→ SELECTED EXTRACT
####

Sumo ring border angle detection

Posted by David on 8 October 2015
Tags: lvbots

My robot from the last LVBots mini-sumo competition has a feature which I think is pretty interesting and sets it apart from a lot of other robots: when it detects the border of the sumo ring, it measures the angle of the border and uses that information to try to get to the center.

The name of my robot is Zumo Red, and it is a Zumo 32U4 Robot Kit with 75:1 HP micro metal gearmotors. Zumo Red has special red sprockets and a red LED holder, but other than that it is just a normal Zumo 32U4 with integrated encoders, line sensors, and a gyro, which were all useful for finding the center of the ring.

Zumo Red, a Zumo 32U4 with red sprockets and a red LED holder.

My idea was that the center of the ring is the farthest spot from the edge, so it is the safest spot to be in, and my robot should try to get there. You can see an example of this behavior in the video of Zumo Red vs. Sumo Neko. After pushing its opponent out of the ring, Zumo Red measured the angle of the border, drove to a spot near the center of the sumo ring, and started scanning for opponents again.

The rest of this post explains the principles I used to measure the angle of the border.

Let’s start by sketching out the basic situation. The diagram below shows the sumo ring and a robot inside it. The three red dots represent downward-facing line sensors that are used to detect the white border of the ring. The main purpose of these sensors is to allow the robot to know when it is about to drive out of the ring, allowing it to turn around and save itself. We’ll assume that the robot has an identifiable front side that is usually facing towards the direction of motion whenever the robot is driving. We’ll assume that the line sensors are near the front side, and arranged in a line that is parallel to the front side.

####

→ RECORDS SHOWN
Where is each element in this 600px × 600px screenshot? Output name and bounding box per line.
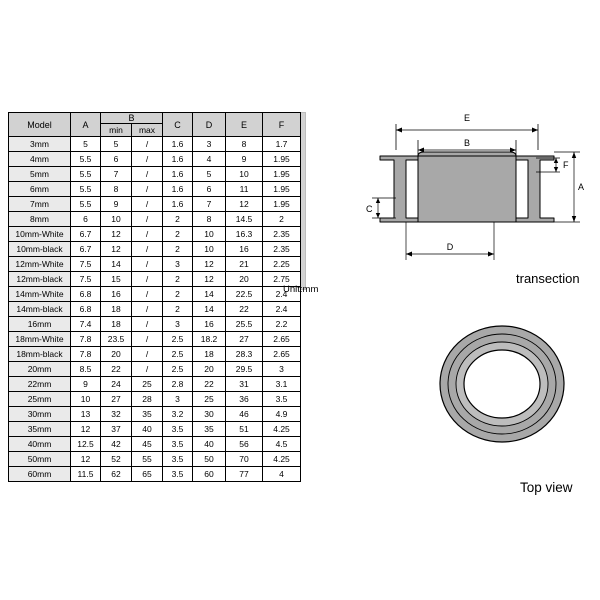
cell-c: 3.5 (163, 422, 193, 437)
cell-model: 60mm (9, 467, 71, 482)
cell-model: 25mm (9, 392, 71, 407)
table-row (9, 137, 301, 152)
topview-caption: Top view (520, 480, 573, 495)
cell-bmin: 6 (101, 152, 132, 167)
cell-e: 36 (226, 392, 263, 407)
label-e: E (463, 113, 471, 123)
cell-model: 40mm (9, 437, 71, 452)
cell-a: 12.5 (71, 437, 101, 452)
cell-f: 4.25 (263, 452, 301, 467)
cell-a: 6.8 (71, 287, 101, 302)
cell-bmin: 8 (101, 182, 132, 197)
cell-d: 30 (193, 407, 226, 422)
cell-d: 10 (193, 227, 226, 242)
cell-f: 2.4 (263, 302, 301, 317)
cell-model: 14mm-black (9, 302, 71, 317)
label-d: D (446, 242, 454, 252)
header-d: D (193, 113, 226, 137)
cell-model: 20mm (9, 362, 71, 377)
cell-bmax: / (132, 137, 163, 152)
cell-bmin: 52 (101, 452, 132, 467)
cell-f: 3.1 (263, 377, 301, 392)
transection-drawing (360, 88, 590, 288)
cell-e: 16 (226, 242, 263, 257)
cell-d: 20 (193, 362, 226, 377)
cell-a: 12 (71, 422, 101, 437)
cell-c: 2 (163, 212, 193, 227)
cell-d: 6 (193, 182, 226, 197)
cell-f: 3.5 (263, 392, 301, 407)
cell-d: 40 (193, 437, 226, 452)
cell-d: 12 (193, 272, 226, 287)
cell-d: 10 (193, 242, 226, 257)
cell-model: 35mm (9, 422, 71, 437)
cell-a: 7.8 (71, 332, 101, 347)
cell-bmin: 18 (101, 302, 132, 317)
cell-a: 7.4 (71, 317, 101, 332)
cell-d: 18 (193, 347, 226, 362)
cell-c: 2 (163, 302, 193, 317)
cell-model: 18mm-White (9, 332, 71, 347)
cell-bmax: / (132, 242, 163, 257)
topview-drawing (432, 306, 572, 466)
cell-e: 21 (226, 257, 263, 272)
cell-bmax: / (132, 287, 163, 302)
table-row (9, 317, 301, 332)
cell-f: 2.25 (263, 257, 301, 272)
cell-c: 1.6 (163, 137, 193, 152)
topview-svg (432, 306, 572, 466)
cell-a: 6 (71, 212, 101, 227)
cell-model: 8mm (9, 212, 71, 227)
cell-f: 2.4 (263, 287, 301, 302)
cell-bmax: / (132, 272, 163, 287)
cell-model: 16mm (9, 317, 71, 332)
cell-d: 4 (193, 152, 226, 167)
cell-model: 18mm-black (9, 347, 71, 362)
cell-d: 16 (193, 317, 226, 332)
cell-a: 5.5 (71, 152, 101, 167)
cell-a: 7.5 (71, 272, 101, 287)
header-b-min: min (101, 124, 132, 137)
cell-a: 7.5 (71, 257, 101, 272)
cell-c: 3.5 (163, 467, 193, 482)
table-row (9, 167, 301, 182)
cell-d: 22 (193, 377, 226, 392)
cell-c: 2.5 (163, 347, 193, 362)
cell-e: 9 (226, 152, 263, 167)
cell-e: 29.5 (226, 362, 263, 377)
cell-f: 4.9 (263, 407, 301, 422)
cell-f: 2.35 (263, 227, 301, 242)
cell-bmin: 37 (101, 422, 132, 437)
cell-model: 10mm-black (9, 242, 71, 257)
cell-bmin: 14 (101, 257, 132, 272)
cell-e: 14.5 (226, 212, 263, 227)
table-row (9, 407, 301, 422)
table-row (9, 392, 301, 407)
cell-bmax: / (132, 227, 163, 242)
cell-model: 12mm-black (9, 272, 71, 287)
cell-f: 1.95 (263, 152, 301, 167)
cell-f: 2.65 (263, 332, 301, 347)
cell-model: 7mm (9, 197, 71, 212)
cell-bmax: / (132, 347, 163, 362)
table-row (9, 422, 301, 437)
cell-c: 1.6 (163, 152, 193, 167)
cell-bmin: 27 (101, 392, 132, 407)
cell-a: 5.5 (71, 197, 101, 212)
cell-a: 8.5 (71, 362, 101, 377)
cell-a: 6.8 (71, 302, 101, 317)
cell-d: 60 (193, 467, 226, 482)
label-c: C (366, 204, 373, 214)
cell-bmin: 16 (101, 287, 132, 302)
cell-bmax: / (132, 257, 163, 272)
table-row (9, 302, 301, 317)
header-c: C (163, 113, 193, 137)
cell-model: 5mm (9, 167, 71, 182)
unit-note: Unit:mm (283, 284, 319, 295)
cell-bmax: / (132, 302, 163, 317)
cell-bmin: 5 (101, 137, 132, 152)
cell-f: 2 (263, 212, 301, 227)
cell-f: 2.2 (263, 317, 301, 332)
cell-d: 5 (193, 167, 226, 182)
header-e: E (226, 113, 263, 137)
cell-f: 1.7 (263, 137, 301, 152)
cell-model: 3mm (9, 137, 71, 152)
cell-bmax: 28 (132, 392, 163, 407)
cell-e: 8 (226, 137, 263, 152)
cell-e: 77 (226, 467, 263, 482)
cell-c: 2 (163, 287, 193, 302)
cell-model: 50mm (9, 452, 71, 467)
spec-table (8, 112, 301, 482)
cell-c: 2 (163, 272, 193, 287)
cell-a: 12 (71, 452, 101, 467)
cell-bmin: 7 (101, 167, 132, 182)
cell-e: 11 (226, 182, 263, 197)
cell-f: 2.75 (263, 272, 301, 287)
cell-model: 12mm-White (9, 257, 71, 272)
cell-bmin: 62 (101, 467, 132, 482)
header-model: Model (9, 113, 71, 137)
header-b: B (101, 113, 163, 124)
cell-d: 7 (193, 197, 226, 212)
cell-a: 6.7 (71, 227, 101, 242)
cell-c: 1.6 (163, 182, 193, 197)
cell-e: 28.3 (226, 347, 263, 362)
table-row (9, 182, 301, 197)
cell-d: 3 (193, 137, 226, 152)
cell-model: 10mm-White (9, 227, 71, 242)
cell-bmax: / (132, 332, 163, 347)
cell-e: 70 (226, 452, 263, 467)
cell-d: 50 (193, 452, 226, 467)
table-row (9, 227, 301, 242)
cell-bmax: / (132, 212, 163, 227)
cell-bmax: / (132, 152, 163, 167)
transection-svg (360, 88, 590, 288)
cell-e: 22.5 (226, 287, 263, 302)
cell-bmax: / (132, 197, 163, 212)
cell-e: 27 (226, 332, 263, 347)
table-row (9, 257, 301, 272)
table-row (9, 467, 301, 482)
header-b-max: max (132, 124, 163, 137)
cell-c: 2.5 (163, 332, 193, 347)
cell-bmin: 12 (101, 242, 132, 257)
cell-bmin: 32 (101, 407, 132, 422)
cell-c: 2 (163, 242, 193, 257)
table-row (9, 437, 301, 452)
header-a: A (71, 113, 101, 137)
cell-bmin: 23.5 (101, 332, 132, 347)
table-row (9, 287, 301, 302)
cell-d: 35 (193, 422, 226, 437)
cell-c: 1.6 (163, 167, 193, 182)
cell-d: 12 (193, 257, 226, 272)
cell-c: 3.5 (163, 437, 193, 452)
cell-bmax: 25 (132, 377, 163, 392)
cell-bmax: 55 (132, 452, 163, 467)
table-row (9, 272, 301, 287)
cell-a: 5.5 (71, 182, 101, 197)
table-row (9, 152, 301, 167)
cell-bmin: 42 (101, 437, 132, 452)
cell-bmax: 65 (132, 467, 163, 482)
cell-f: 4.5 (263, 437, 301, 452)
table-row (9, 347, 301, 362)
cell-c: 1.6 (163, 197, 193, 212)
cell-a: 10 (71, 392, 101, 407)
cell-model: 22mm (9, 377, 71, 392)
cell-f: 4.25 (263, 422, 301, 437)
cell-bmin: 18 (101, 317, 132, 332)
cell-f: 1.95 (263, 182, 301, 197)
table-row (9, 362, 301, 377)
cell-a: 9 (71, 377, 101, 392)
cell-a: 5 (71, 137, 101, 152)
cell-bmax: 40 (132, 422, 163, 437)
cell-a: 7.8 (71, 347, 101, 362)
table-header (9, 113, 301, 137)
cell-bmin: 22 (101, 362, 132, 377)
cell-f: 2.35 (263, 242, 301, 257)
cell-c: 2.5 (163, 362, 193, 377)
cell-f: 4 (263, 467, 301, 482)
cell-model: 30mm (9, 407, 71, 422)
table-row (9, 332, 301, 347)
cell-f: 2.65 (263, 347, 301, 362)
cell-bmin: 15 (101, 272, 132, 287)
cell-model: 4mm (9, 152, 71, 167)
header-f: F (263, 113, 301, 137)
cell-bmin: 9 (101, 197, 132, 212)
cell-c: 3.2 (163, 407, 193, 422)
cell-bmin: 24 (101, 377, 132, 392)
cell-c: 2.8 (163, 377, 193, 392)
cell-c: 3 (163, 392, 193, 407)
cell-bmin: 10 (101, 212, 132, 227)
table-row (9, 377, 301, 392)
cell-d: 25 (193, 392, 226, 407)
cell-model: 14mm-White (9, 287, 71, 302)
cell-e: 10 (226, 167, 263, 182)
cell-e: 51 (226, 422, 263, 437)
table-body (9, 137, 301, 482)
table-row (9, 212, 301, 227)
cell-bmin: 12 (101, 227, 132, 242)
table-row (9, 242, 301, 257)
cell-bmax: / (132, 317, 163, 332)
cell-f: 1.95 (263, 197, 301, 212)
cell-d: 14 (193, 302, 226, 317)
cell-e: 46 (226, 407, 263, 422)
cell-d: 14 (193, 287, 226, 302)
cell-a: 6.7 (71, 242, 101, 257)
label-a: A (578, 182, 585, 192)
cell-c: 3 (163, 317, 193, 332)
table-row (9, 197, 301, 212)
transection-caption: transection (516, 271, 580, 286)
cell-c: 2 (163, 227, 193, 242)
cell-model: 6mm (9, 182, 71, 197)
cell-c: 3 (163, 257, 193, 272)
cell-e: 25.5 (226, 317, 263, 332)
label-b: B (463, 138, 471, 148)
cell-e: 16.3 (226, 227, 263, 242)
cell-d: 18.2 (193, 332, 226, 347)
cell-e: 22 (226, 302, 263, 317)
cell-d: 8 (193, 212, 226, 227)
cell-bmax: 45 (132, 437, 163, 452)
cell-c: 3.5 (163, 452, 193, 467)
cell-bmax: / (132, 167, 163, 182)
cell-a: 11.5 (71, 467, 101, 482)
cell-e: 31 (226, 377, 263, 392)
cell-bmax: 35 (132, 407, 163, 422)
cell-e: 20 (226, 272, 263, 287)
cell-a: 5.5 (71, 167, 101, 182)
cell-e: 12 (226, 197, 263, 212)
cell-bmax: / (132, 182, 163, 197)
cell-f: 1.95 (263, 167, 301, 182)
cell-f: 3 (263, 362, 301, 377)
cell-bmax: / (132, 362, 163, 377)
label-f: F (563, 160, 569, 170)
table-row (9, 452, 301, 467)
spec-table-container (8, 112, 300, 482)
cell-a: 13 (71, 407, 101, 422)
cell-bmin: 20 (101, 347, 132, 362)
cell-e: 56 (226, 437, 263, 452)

####

→ EXERCISE DETAILS
Please summarize the sumo ring border post above in two sentences.

→ THE RESULT
The author's robot, Zumo Red, is a Zumo 32U4 Robot Kit whose encoders, line sensors, and gyro helped it measure the angle of the sumo ring's border on detecting it and use that to drive toward the center, the spot farthest from the edge and so the safest. To explain how the angle is measured, the post sets up a robot with three downward-facing line sensors near its front, arranged in a line parallel to that front side, to detect the ring's white border.